Description of the task - Return verbatim the part of the entries below that starts at their first line and ends with the line containing "x-axis-title: T (h) bbox=[551, 479, 585, 497]", including both of those lines.

Collected data entries -
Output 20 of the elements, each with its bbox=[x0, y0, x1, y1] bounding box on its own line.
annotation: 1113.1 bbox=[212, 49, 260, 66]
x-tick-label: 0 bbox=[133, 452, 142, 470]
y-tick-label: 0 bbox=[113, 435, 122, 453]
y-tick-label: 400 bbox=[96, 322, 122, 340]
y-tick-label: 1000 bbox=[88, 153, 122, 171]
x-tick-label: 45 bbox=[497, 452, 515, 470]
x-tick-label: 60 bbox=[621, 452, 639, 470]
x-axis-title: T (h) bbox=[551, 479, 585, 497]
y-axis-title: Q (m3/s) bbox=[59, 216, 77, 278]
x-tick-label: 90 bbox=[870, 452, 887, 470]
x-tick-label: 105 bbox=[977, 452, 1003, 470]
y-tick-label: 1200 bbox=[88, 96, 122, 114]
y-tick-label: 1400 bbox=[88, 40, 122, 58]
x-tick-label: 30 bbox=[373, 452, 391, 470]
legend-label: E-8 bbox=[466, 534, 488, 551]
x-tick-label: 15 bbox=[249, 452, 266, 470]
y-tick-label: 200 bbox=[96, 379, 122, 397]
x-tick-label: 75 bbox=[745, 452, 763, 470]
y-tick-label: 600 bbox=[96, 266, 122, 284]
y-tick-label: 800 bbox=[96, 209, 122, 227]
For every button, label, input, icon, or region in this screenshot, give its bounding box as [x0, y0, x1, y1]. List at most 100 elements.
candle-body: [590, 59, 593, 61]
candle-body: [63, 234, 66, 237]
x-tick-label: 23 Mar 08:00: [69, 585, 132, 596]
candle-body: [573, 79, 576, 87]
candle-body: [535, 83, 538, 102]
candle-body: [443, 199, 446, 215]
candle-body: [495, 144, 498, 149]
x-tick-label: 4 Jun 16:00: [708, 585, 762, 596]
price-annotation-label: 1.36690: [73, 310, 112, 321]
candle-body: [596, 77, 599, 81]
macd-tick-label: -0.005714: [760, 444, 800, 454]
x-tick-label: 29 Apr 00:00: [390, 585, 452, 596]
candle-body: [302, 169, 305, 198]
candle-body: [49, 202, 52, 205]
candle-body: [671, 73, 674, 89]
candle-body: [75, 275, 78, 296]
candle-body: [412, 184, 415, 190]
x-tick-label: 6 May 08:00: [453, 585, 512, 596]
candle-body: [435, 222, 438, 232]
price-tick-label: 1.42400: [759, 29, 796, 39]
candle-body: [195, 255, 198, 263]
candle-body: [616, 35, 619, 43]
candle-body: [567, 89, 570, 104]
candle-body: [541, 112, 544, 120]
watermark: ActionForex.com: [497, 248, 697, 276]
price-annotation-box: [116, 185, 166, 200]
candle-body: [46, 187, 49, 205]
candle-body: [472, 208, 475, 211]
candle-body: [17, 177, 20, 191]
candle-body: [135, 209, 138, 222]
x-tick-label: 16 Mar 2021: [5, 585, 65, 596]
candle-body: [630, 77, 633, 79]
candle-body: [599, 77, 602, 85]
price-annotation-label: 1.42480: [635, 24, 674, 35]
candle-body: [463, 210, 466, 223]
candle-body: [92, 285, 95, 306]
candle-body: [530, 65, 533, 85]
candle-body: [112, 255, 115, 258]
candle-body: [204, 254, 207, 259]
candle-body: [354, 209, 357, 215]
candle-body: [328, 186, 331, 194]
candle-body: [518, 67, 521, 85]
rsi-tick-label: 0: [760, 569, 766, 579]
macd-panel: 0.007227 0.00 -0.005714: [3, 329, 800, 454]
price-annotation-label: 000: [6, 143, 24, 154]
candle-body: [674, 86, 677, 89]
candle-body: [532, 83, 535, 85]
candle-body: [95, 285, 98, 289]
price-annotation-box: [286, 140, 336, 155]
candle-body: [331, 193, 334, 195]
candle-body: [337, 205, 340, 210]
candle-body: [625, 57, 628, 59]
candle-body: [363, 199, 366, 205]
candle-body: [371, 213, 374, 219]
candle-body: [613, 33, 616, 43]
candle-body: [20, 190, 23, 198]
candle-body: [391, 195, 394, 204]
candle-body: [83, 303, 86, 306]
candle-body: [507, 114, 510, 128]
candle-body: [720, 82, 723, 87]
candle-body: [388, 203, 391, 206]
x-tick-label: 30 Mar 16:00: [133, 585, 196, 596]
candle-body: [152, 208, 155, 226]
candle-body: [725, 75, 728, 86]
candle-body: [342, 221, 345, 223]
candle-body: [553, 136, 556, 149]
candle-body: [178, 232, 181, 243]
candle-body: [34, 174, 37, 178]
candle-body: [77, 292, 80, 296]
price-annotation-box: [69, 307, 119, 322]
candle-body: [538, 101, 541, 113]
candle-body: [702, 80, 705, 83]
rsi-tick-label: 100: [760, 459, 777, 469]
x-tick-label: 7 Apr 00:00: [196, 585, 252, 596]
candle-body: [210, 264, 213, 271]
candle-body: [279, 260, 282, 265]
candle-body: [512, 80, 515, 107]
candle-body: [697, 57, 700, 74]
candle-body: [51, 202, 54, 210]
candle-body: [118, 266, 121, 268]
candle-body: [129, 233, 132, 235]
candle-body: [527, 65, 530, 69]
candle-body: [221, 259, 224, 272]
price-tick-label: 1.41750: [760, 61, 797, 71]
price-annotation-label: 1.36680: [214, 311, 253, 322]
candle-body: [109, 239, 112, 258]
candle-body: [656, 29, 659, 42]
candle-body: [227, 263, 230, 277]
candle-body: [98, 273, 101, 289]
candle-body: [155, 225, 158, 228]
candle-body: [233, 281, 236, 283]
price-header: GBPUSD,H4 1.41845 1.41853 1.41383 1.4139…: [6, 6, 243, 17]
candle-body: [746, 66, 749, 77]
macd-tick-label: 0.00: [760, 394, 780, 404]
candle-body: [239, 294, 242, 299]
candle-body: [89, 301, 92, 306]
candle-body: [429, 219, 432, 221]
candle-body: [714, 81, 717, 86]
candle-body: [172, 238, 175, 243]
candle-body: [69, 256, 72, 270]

Final answer -
Output 20 of the elements, each with its bbox=[x0, y0, x1, y1] bounding box on its own line.
annotation: 1113.1 bbox=[212, 49, 260, 66]
x-tick-label: 0 bbox=[133, 452, 142, 470]
y-tick-label: 0 bbox=[113, 435, 122, 453]
y-tick-label: 400 bbox=[96, 322, 122, 340]
y-tick-label: 1000 bbox=[88, 153, 122, 171]
x-tick-label: 45 bbox=[497, 452, 515, 470]
x-tick-label: 60 bbox=[621, 452, 639, 470]
x-axis-title: T (h) bbox=[551, 479, 585, 497]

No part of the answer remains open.